▸ WHAT IS BEING ASKED:
Search the entries for the word "ремонта" and pull out each line that has it.

:: EXERCISE INPUT

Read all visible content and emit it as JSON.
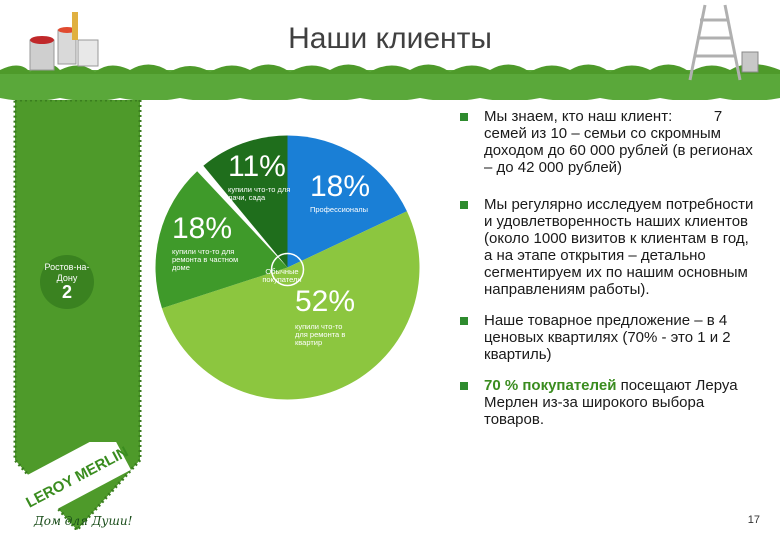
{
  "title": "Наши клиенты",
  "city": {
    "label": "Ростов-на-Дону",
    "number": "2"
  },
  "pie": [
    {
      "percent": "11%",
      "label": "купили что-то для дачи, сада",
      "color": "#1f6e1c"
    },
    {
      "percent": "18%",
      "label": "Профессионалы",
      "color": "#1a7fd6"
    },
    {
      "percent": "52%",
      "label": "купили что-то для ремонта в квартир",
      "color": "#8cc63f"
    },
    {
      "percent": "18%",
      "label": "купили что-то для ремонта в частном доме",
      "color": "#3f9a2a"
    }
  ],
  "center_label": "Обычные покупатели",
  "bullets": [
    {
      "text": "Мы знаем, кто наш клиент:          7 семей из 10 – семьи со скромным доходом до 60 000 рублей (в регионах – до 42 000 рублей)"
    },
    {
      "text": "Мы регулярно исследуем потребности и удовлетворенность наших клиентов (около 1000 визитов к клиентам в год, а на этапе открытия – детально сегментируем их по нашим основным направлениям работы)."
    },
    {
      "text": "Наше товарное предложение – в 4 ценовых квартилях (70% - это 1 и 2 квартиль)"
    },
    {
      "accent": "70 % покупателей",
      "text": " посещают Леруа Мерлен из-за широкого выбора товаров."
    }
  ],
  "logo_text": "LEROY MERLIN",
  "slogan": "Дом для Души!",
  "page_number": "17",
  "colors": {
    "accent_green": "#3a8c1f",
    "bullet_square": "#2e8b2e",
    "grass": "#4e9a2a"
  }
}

::::
:: EXERCISE INPUT

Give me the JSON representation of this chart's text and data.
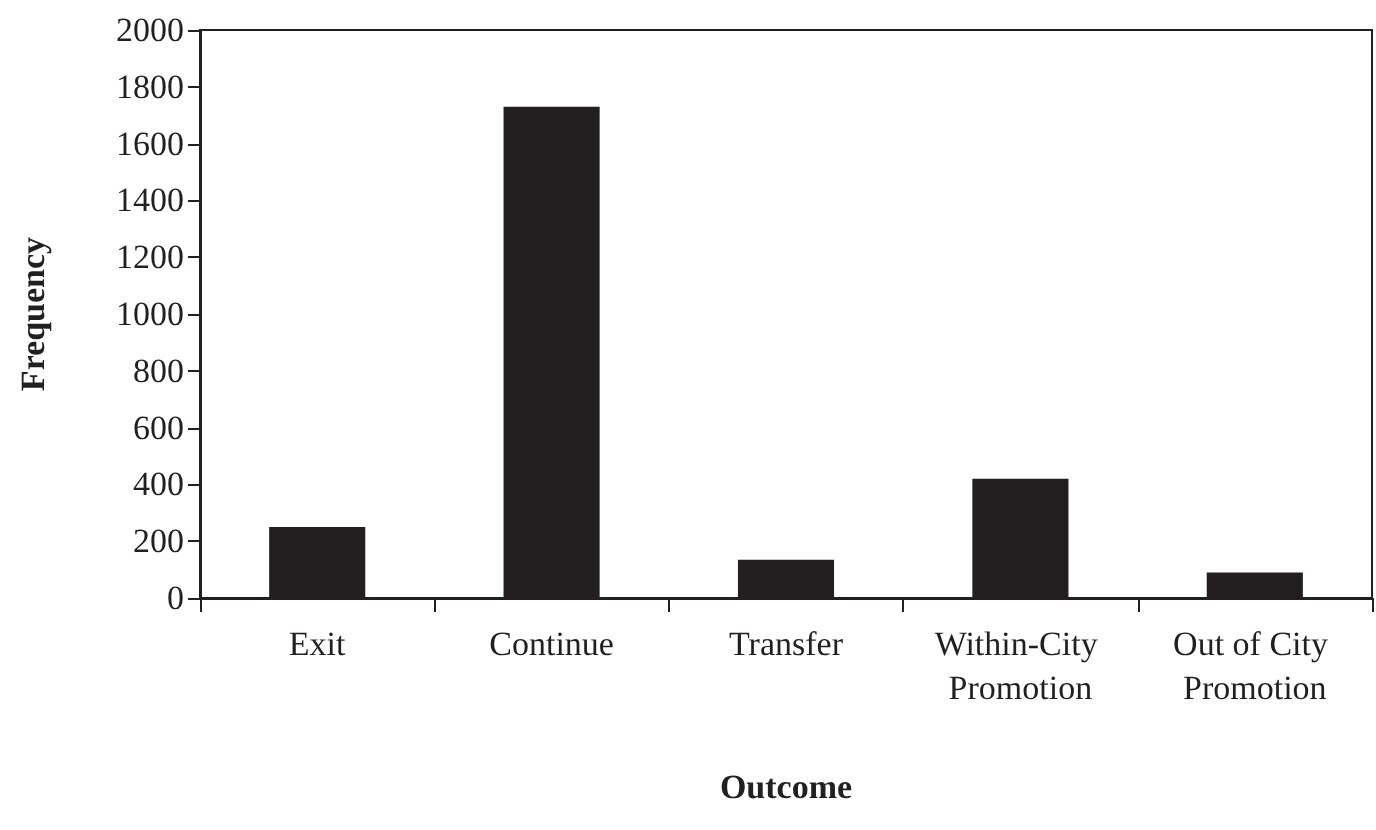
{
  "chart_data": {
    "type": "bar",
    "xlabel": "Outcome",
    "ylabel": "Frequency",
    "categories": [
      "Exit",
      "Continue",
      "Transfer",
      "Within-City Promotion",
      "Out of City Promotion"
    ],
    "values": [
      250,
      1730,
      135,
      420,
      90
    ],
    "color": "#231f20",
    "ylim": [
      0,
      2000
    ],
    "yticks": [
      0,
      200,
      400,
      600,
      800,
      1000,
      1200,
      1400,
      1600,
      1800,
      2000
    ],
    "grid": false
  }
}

::::

▸ TASK ANSWER:
      "label": "купили что-то для ремонта в квартир",
      "label": "купили что-то для ремонта в частном доме",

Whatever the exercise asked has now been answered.